** BEGIN **

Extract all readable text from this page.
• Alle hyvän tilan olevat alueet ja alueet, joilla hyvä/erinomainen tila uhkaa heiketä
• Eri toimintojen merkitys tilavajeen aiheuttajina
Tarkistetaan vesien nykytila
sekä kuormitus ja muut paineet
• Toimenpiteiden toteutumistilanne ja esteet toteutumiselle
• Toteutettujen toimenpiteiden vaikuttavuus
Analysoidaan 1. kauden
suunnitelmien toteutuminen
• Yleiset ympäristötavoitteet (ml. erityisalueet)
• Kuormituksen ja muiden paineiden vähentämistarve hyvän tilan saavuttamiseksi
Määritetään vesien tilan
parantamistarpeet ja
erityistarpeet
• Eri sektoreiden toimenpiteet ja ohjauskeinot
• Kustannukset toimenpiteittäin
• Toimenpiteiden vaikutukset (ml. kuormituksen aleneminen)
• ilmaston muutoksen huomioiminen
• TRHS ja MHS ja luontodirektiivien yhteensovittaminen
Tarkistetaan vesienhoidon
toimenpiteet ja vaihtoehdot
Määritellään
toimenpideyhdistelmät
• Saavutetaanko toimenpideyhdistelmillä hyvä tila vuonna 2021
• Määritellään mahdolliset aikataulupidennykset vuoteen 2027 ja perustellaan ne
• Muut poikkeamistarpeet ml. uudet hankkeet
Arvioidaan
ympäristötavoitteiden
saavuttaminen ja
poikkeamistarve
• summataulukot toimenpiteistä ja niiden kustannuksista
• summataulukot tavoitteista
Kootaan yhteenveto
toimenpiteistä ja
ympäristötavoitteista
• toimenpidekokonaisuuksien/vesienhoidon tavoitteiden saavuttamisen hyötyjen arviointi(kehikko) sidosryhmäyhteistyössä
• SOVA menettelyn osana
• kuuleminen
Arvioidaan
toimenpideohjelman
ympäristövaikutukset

** END **

_STATED TASK_
Set all of the records down again, exactly as they stand.

_TASK OUTPUT_
Extract all readable text from this page.
• Alle hyvän tilan olevat alueet ja alueet, joilla hyvä/erinomainen tila uhkaa heiketä
• Eri toimintojen merkitys tilavajeen aiheuttajina
Tarkistetaan vesien nykytila
sekä kuormitus ja muut paineet
• Toimenpiteiden toteutumistilanne ja esteet toteutumiselle
• Toteutettujen toimenpiteiden vaikuttavuus
Analysoidaan 1. kauden
suunnitelmien toteutuminen
• Yleiset ympäristötavoitteet (ml. erityisalueet)
• Kuormituksen ja muiden paineiden vähentämistarve hyvän tilan saavuttamiseksi
Määritetään vesien tilan
parantamistarpeet ja
erityistarpeet
• Eri sektoreiden toimenpiteet ja ohjauskeinot
• Kustannukset toimenpiteittäin
• Toimenpiteiden vaikutukset (ml. kuormituksen aleneminen)
• ilmaston muutoksen huomioiminen
• TRHS ja MHS ja luontodirektiivien yhteensovittaminen
Tarkistetaan vesienhoidon
toimenpiteet ja vaihtoehdot
Määritellään
toimenpideyhdistelmät
• Saavutetaanko toimenpideyhdistelmillä hyvä tila vuonna 2021
• Määritellään mahdolliset aikataulupidennykset vuoteen 2027 ja perustellaan ne
• Muut poikkeamistarpeet ml. uudet hankkeet
Arvioidaan
ympäristötavoitteiden
saavuttaminen ja
poikkeamistarve
• summataulukot toimenpiteistä ja niiden kustannuksista
• summataulukot tavoitteista
Kootaan yhteenveto
toimenpiteistä ja
ympäristötavoitteista
• toimenpidekokonaisuuksien/vesienhoidon tavoitteiden saavuttamisen hyötyjen arviointi(kehikko) sidosryhmäyhteistyössä
• SOVA menettelyn osana
• kuuleminen
Arvioidaan
toimenpideohjelman
ympäristövaikutukset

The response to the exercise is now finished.